__Provided information__:
=-=-=-=-=
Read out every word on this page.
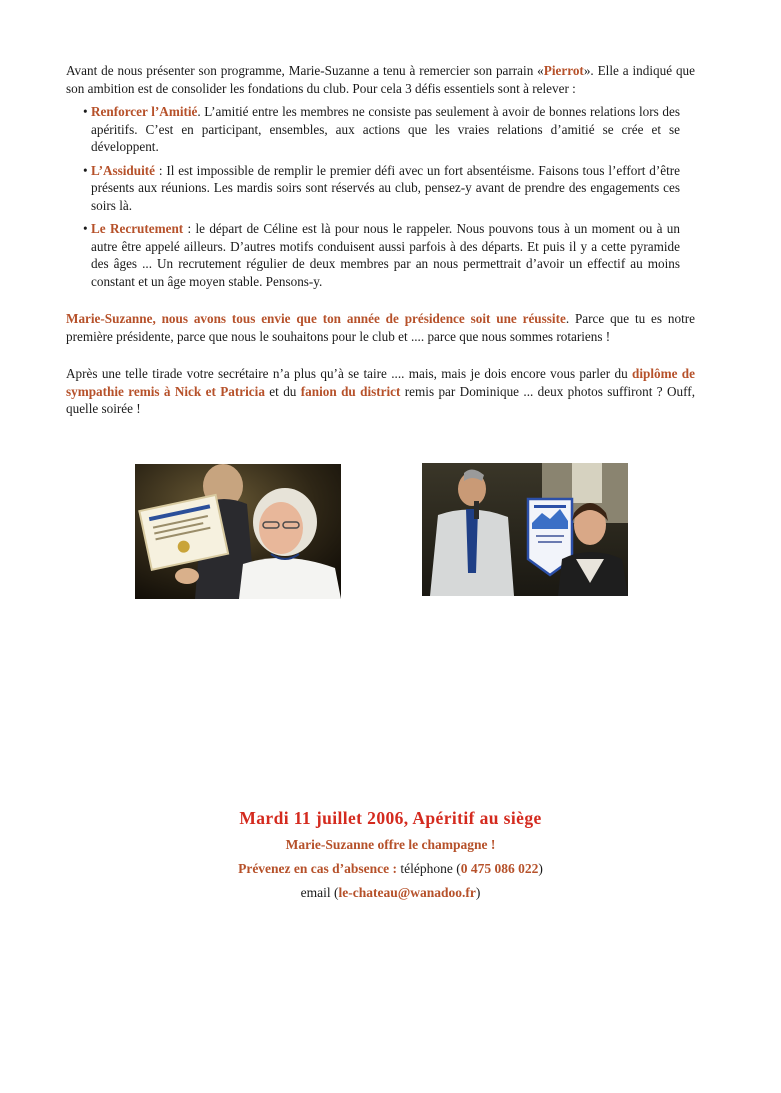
Avant de nous présenter son programme, Marie-Suzanne a tenu à remercier son parrain «Pierrot». Elle a indiqué que son ambition est de consolider les fondations du club. Pour cela 3 défis essentiels sont à relever :

• Renforcer l’Amitié. L’amitié entre les membres ne consiste pas seulement à avoir de bonnes relations lors des apéritifs. C’est en participant, ensembles, aux actions que les vraies relations d’amitié se crée et se développent.
• L’Assiduité : Il est impossible de remplir le premier défi avec un fort absentéisme. Faisons tous l’effort d’être présents aux réunions. Les mardis soirs sont réservés au club, pensez-y avant de prendre des engagements ces soirs là.
• Le Recrutement : le départ de Céline est là pour nous le rappeler. Nous pouvons tous à un moment ou à un autre être appelé ailleurs. D’autres motifs conduisent aussi parfois à des départs. Et puis il y a cette pyramide des âges ... Un recrutement régulier de deux membres par an nous permettrait d’avoir un effectif au moins constant et un âge moyen stable. Pensons-y.

Marie-Suzanne, nous avons tous envie que ton année de présidence soit une réussite. Parce que tu es notre première présidente, parce que nous le souhaitons pour le club et .... parce que nous sommes rotariens !

Après une telle tirade votre secrétaire n’a plus qu’à se taire .... mais, mais je dois encore vous parler du diplôme de sympathie remis à Nick et Patricia et du fanion du district remis par Dominique ... deux photos suffiront ? Ouff, quelle soirée !

Mardi 11 juillet 2006, Apéritif au siège

Marie-Suzanne offre le champagne !

Prévenez en cas d’absence : téléphone (0 475 086 022)

email (le-chateau@wanadoo.fr)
=-=-=-=-=
__Problem to solve__: Lines that hold the word "club" are the ones to return, every one of them.

__Task solution__:
Avant de nous présenter son programme, Marie-Suzanne a tenu à remercier son parrain «Pierrot». Elle a indiqué que son ambition est de consolider les fondations du club. Pour cela 3 défis essentiels sont à relever :
• L’Assiduité : Il est impossible de remplir le premier défi avec un fort absentéisme. Faisons tous l’effort d’être présents aux réunions. Les mardis soirs sont réservés au club, pensez-y avant de prendre des engagements ces soirs là.
Marie-Suzanne, nous avons tous envie que ton année de présidence soit une réussite. Parce que tu es notre première présidente, parce que nous le souhaitons pour le club et .... parce que nous sommes rotariens !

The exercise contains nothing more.